# DATA SHOWN
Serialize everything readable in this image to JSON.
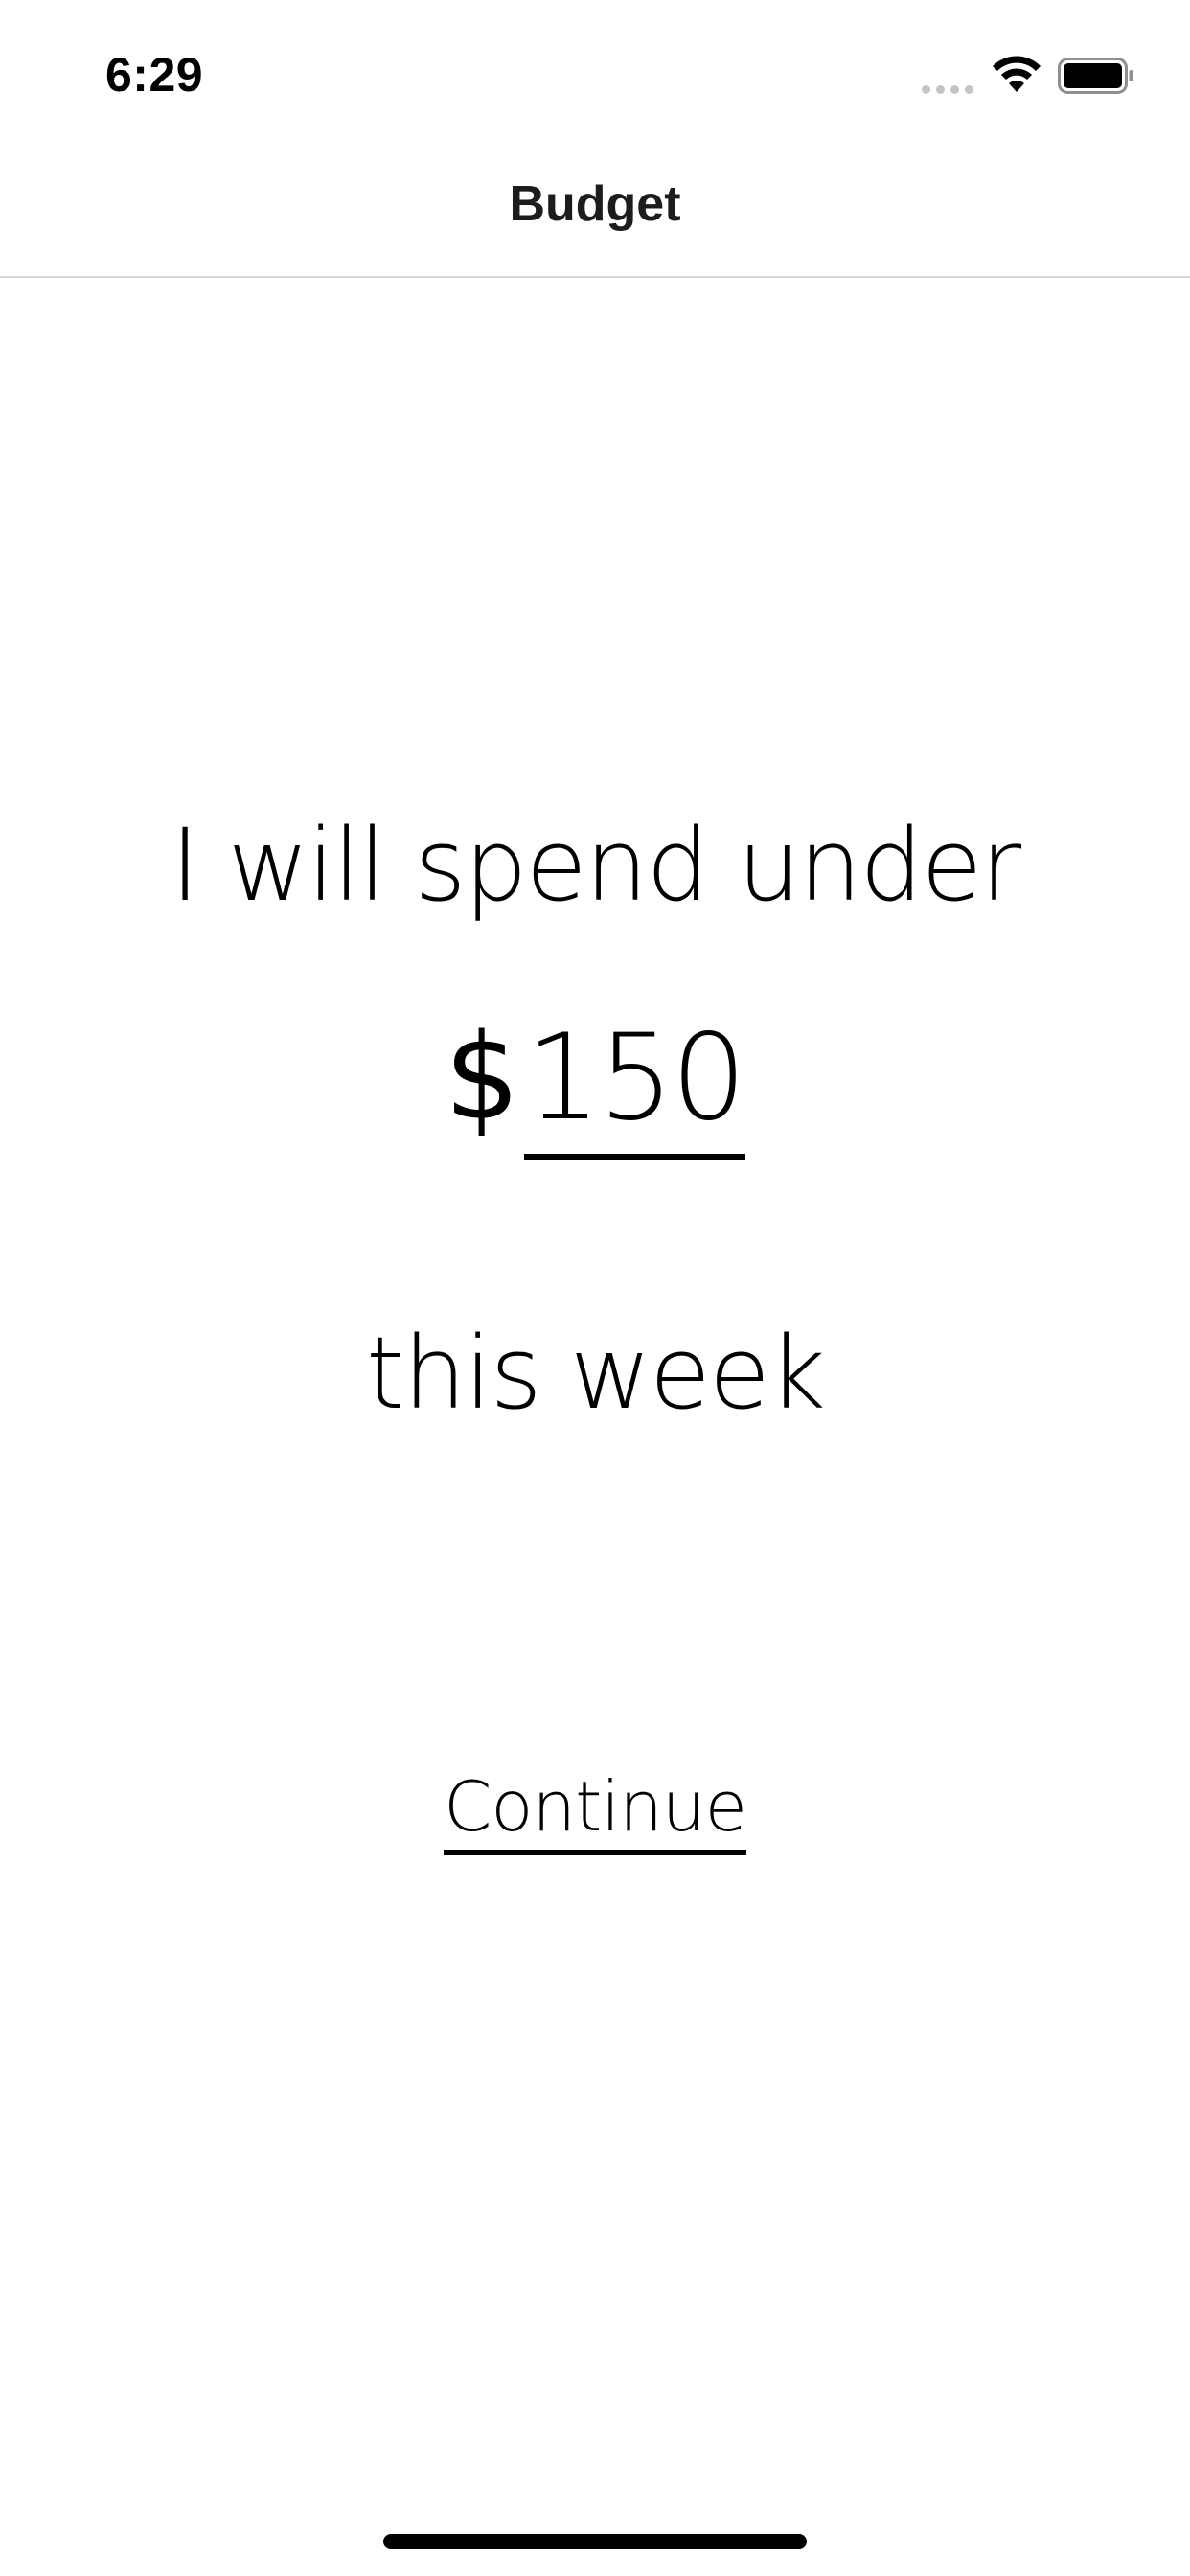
{
  "status_bar": {
    "time": "6:29",
    "signal_icon": "cellular-signal-icon",
    "wifi_icon": "wifi-icon",
    "battery_icon": "battery-icon"
  },
  "nav": {
    "title": "Budget"
  },
  "budget": {
    "line_1": "I will spend under",
    "currency_symbol": "$",
    "amount": "150",
    "line_3": "this week"
  },
  "actions": {
    "continue_label": "Continue"
  }
}
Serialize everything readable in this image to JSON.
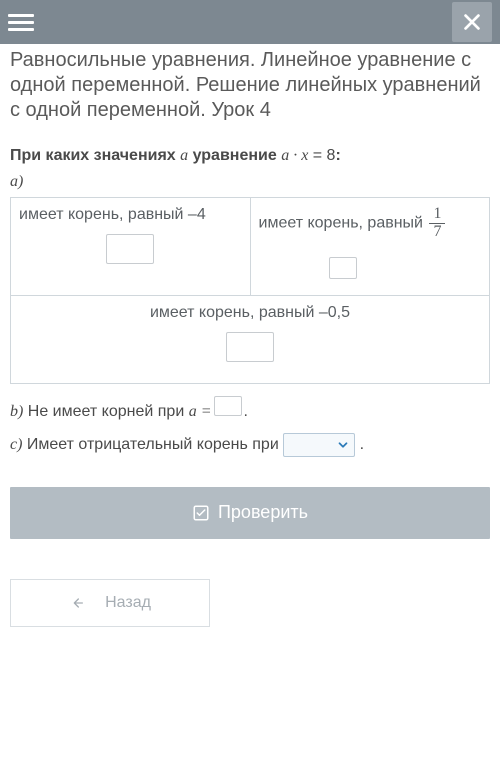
{
  "title": "Равносильные уравнения. Линейное уравнение с одной переменной. Решение линейных уравнений с одной переменной. Урок 4",
  "question": {
    "pre": "При каких значениях",
    "var": "a",
    "mid": "уравнение",
    "eq_lhs": "a · x",
    "eq_rhs": "8",
    "colon": ":"
  },
  "part_a": {
    "label": "a)",
    "cell1": "имеет корень, равный –4",
    "cell2_text": "имеет корень, равный",
    "cell2_frac_num": "1",
    "cell2_frac_den": "7",
    "cell3": "имеет корень, равный –0,5"
  },
  "part_b": {
    "label": "b)",
    "text_pre": "Не имеет корней при",
    "var": "a =",
    "period": "."
  },
  "part_c": {
    "label": "c)",
    "text": "Имеет отрицательный корень при",
    "period": "."
  },
  "buttons": {
    "check": "Проверить",
    "back": "Назад"
  }
}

# TASK PROMPT
Transcribe the whole listing exactly. Pictures are excluded.

# TASK OUTPUT
Serialize everything readable in this image to JSON.
{
  "status_bar": {
    "time": "6:29",
    "signal_icon": "cellular-signal-icon",
    "wifi_icon": "wifi-icon",
    "battery_icon": "battery-icon"
  },
  "nav": {
    "title": "Budget"
  },
  "budget": {
    "line_1": "I will spend under",
    "currency_symbol": "$",
    "amount": "150",
    "line_3": "this week"
  },
  "actions": {
    "continue_label": "Continue"
  }
}
Serialize everything readable in this image to JSON.
{
  "title": "Равносильные уравнения. Линейное уравнение с одной переменной. Решение линейных уравнений с одной переменной. Урок 4",
  "question": {
    "pre": "При каких значениях",
    "var": "a",
    "mid": "уравнение",
    "eq_lhs": "a · x",
    "eq_rhs": "8",
    "colon": ":"
  },
  "part_a": {
    "label": "a)",
    "cell1": "имеет корень, равный –4",
    "cell2_text": "имеет корень, равный",
    "cell2_frac_num": "1",
    "cell2_frac_den": "7",
    "cell3": "имеет корень, равный –0,5"
  },
  "part_b": {
    "label": "b)",
    "text_pre": "Не имеет корней при",
    "var": "a =",
    "period": "."
  },
  "part_c": {
    "label": "c)",
    "text": "Имеет отрицательный корень при",
    "period": "."
  },
  "buttons": {
    "check": "Проверить",
    "back": "Назад"
  }
}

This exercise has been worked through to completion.